Records from a data source:
+++
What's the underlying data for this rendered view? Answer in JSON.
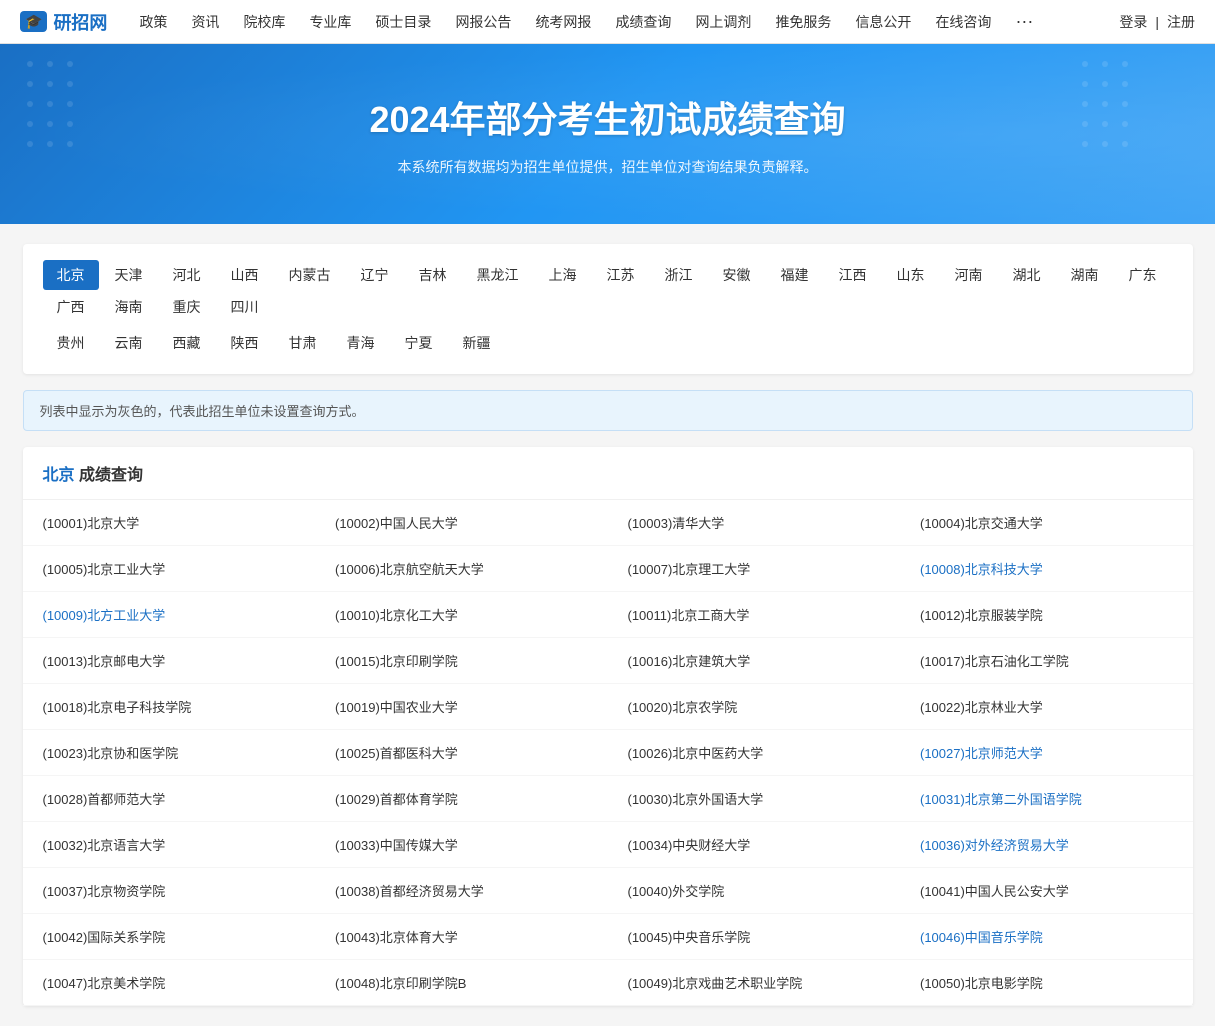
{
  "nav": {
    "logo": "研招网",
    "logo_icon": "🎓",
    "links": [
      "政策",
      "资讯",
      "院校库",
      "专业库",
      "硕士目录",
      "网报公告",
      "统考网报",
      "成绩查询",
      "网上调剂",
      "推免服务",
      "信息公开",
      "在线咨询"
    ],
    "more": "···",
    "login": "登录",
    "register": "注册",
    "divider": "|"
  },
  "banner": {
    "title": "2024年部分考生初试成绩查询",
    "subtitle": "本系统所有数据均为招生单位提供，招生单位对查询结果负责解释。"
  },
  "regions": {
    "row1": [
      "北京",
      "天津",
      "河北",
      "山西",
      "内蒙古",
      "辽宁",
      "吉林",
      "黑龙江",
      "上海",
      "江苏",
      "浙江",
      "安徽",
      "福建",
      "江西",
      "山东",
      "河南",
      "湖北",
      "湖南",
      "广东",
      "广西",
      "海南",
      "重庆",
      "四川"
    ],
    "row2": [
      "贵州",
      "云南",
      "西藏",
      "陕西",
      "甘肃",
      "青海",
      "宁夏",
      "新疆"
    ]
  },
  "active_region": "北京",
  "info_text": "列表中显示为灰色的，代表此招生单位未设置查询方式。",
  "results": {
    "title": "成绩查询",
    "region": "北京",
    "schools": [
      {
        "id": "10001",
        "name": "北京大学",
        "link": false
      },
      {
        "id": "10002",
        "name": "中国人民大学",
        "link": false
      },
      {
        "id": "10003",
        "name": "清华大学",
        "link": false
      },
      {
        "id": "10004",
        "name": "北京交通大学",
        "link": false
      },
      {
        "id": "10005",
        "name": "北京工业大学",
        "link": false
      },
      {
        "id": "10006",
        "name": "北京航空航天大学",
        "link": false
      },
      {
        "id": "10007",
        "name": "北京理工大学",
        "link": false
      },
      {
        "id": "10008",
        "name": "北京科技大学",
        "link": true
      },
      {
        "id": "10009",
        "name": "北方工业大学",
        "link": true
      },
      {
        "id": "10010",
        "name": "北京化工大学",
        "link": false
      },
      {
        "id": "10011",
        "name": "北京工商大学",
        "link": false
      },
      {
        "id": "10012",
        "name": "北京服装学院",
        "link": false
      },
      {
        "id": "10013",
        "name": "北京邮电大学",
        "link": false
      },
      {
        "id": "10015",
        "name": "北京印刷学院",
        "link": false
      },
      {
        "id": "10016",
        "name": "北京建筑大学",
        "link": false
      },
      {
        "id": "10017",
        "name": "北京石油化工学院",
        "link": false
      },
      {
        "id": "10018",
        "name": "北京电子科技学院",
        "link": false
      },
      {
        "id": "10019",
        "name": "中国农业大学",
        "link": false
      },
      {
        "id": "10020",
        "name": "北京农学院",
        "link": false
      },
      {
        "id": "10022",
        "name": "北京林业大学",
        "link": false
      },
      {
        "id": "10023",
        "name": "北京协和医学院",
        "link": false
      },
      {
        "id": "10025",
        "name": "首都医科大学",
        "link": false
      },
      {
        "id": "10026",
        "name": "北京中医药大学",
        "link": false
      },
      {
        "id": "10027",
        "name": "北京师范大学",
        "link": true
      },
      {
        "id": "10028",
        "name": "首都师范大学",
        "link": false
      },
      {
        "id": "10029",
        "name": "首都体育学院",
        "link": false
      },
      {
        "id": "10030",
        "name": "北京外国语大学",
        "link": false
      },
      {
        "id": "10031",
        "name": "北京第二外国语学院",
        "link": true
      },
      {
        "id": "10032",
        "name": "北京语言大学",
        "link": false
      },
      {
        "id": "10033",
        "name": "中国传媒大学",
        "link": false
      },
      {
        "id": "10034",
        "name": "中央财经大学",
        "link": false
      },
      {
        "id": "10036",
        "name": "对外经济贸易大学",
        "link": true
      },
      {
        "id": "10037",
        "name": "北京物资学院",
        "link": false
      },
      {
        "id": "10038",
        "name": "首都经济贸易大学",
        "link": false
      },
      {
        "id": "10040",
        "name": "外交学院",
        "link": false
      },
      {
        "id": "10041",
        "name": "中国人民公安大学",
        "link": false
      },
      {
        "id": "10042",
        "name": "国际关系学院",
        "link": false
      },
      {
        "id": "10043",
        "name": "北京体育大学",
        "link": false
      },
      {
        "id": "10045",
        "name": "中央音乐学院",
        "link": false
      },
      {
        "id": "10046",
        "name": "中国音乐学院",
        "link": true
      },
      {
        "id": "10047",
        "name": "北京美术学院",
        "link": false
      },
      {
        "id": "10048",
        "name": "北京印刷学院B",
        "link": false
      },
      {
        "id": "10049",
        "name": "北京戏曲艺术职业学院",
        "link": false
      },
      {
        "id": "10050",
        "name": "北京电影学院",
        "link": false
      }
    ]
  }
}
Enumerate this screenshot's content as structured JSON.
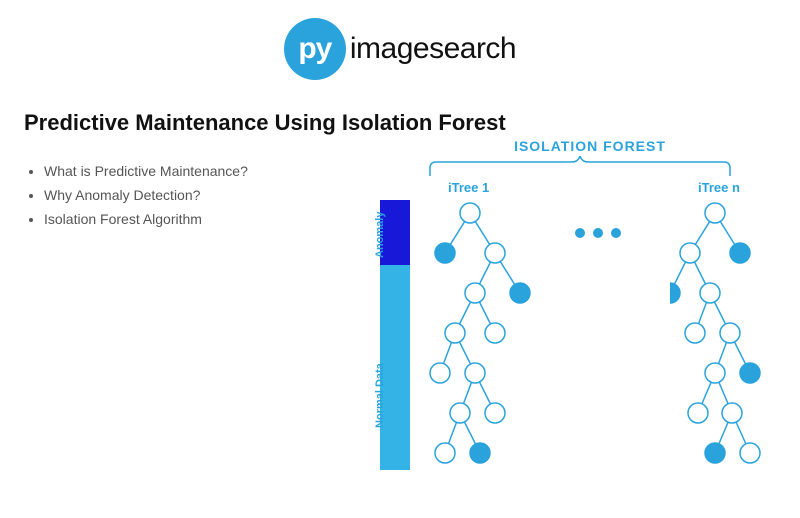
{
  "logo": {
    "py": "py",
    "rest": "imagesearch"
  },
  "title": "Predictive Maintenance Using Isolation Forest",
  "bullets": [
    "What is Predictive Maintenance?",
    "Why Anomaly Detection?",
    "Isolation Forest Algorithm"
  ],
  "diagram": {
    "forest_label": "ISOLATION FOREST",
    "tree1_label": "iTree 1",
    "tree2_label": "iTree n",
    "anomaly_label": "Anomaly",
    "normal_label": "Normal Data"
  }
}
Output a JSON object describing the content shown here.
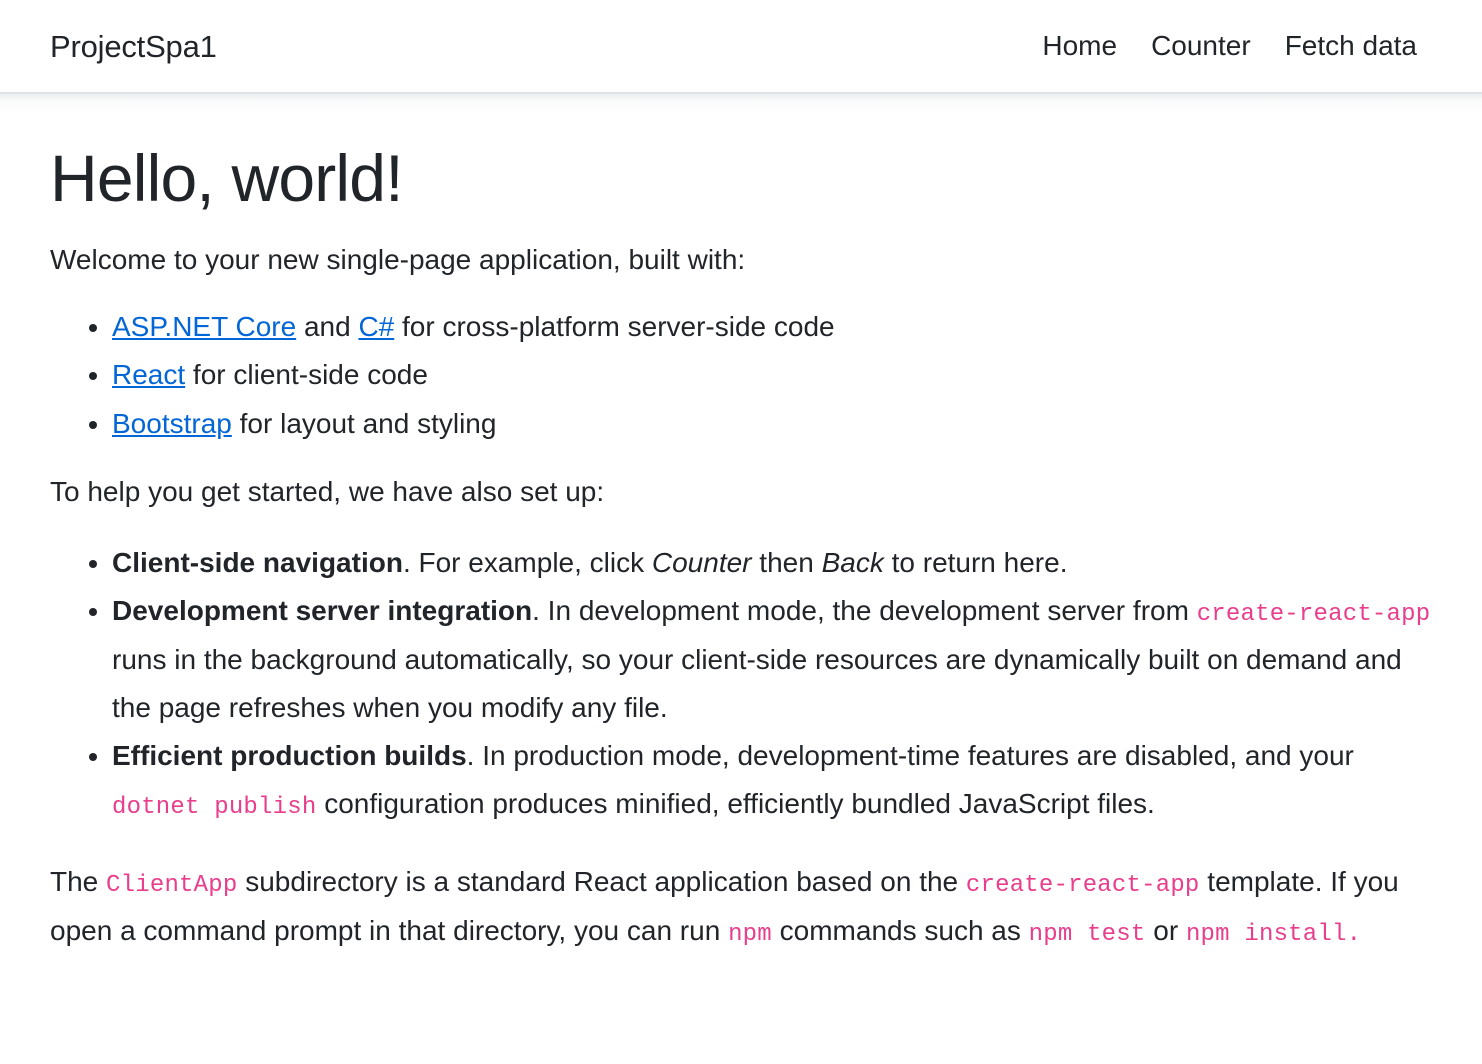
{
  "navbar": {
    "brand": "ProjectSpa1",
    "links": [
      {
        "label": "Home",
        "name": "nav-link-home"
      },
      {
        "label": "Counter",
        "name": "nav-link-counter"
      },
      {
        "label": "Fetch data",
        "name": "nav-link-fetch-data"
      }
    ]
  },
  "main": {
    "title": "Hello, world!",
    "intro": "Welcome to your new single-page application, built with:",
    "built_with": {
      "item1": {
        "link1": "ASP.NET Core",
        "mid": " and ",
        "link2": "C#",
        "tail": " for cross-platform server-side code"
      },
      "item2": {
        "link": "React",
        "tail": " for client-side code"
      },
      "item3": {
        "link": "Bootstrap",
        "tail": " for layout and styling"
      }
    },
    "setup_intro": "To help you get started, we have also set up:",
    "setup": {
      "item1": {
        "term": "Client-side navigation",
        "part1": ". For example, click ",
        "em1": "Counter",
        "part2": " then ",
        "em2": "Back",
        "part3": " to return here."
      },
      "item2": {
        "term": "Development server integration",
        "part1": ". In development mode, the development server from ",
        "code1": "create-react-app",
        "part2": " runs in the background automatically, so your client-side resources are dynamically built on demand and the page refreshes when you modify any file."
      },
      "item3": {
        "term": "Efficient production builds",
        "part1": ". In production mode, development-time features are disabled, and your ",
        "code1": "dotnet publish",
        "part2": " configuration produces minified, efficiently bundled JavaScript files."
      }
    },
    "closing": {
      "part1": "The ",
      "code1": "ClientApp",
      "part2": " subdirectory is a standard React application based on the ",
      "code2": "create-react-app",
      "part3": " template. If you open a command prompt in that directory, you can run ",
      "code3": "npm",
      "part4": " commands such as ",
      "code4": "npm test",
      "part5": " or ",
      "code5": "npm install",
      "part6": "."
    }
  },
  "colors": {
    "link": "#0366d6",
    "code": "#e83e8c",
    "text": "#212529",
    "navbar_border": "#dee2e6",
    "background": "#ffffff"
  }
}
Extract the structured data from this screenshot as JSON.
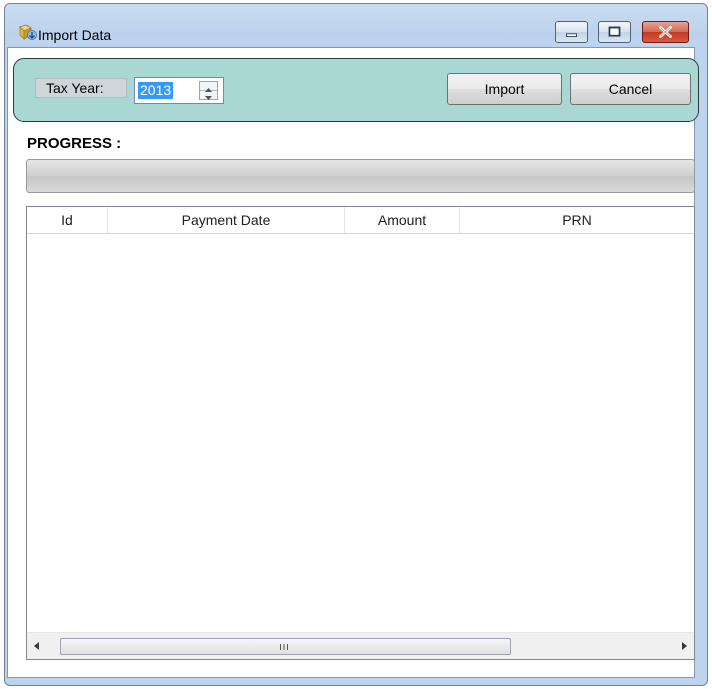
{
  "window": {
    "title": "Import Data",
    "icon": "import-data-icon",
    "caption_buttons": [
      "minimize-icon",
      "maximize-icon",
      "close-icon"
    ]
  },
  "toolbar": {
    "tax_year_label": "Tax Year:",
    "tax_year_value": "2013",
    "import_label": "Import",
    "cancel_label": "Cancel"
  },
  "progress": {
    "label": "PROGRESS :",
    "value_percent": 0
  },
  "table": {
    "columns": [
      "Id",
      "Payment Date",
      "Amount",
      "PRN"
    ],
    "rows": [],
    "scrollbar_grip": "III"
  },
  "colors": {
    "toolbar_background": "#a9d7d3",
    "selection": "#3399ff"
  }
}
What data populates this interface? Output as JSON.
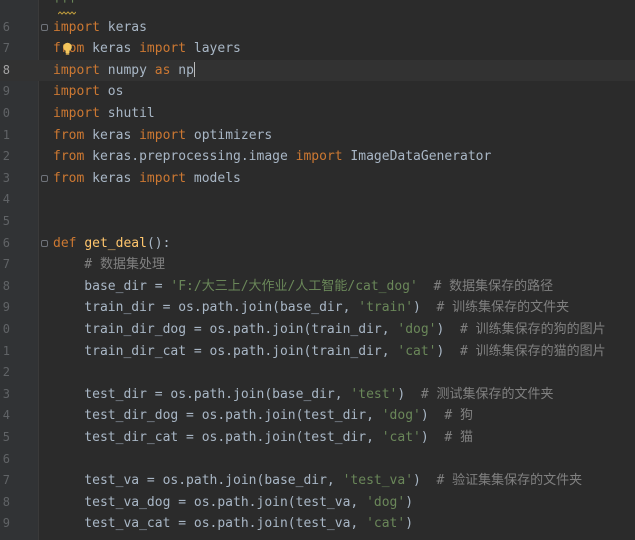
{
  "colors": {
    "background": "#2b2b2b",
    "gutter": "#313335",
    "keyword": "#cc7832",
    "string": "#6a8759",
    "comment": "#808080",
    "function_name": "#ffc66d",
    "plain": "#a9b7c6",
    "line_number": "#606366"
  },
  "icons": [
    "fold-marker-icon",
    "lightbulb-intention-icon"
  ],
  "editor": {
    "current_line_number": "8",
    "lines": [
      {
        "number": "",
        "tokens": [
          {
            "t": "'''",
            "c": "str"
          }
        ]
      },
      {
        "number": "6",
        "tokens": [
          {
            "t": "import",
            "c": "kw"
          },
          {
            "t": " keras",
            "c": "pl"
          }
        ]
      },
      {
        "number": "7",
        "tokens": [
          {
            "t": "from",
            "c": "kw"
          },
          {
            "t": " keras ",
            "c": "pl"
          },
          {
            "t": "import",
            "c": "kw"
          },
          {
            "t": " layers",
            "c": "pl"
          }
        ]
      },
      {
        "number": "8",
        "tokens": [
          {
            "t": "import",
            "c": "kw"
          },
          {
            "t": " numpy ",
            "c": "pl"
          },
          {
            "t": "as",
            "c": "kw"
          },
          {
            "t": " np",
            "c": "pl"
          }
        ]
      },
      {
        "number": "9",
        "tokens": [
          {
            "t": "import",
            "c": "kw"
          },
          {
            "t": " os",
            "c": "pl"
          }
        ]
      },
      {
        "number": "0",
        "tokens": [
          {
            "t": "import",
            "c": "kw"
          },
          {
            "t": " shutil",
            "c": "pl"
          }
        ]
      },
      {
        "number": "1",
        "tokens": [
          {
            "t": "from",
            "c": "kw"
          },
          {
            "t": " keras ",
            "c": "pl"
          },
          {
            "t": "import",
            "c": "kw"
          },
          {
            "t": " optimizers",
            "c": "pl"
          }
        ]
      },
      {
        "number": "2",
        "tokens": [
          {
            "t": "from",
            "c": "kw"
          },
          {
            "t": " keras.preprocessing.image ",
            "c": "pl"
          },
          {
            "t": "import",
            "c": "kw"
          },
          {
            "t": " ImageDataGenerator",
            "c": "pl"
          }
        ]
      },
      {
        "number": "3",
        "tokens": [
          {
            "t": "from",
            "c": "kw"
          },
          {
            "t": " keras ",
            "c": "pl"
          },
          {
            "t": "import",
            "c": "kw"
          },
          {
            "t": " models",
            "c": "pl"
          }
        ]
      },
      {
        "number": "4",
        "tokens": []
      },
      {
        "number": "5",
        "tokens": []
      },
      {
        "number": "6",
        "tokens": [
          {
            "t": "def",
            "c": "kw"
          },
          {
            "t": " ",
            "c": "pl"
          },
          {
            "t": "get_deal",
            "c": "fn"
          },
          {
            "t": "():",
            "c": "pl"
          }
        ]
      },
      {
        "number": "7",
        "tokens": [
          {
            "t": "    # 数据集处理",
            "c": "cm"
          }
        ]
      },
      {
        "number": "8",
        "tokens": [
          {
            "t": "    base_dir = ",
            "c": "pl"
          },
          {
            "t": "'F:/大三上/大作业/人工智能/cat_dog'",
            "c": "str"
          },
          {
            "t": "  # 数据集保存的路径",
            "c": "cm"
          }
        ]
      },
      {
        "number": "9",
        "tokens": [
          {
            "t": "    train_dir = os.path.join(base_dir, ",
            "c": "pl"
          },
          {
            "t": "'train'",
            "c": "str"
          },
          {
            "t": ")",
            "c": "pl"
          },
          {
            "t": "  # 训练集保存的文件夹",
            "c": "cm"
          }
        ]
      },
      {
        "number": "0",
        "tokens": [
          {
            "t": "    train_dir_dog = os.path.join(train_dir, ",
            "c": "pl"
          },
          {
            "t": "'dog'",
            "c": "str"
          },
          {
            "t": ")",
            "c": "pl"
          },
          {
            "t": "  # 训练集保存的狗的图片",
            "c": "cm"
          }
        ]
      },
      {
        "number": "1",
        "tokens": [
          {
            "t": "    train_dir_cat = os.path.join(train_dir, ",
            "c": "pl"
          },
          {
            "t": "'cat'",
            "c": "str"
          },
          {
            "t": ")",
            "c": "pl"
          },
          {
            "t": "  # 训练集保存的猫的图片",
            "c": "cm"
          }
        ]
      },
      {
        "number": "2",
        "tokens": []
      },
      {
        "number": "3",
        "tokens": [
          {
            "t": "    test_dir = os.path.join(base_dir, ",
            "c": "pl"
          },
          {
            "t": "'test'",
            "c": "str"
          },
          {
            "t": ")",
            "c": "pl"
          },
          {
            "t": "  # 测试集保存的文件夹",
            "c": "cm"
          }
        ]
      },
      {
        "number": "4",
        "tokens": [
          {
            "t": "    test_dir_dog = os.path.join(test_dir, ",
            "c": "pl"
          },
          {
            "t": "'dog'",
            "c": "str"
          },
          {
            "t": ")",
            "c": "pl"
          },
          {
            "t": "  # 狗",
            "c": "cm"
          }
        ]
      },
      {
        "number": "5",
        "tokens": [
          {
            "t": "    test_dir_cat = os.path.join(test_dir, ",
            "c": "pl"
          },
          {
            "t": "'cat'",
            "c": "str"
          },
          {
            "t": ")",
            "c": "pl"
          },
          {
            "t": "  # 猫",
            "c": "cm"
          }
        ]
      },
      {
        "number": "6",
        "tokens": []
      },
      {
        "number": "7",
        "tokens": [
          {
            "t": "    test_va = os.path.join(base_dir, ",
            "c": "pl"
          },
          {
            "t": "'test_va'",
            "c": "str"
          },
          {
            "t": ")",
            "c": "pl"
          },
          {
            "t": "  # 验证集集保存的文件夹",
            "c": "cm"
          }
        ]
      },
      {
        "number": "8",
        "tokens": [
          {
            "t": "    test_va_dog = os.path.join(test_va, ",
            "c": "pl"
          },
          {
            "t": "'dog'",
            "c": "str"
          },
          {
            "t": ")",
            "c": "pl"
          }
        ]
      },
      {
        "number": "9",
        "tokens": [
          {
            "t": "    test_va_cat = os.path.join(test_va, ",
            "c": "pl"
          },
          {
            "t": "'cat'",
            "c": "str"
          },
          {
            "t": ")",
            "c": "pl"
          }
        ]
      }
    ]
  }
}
+++
**To be done**
Filter lines by "production" and return each hit.

**Solution to this problem**
        "term": "Efficient production builds",
        "part1": ". In production mode, development-time features are disabled, and your ",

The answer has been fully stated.